WORK REQUIRED:
Below are the records; reproduce all of them exactly but without any images.

PROVIDED ENTRIES:
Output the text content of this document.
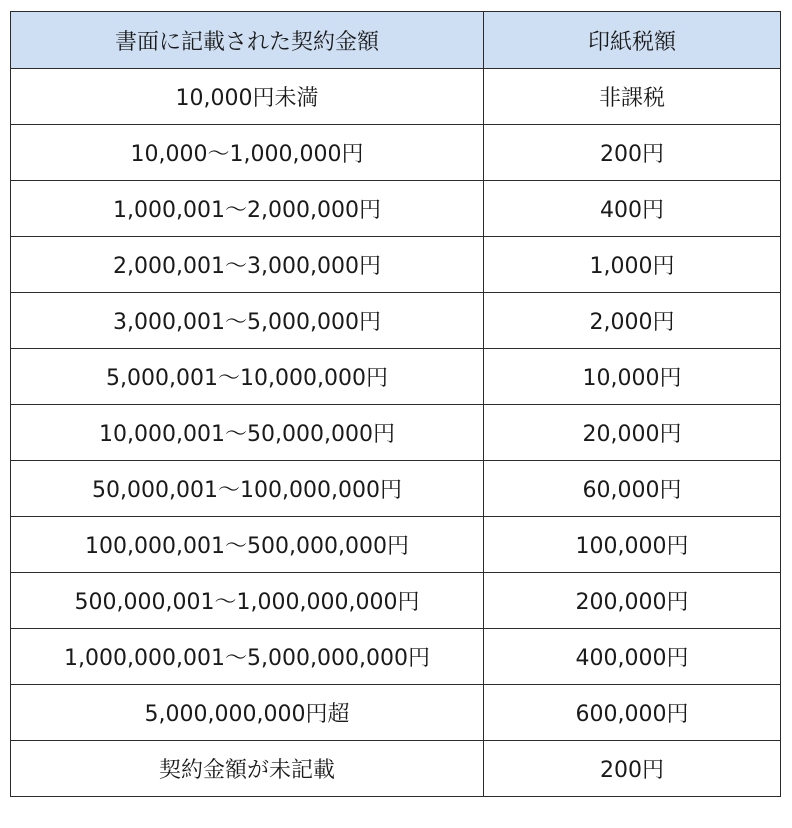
書面に記載された契約金額	印紙税額
10,000円未満	非課税
10,000〜1,000,000円	200円
1,000,001〜2,000,000円	400円
2,000,001〜3,000,000円	1,000円
3,000,001〜5,000,000円	2,000円
5,000,001〜10,000,000円	10,000円
10,000,001〜50,000,000円	20,000円
50,000,001〜100,000,000円	60,000円
100,000,001〜500,000,000円	100,000円
500,000,001〜1,000,000,000円	200,000円
1,000,000,001〜5,000,000,000円	400,000円
5,000,000,000円超	600,000円
契約金額が未記載	200円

TASK SOLUTION:
Output the text content of this document.
書面に記載された契約金額	印紙税額
10,000円未満	非課税
10,000〜1,000,000円	200円
1,000,001〜2,000,000円	400円
2,000,001〜3,000,000円	1,000円
3,000,001〜5,000,000円	2,000円
5,000,001〜10,000,000円	10,000円
10,000,001〜50,000,000円	20,000円
50,000,001〜100,000,000円	60,000円
100,000,001〜500,000,000円	100,000円
500,000,001〜1,000,000,000円	200,000円
1,000,000,001〜5,000,000,000円	400,000円
5,000,000,000円超	600,000円
契約金額が未記載	200円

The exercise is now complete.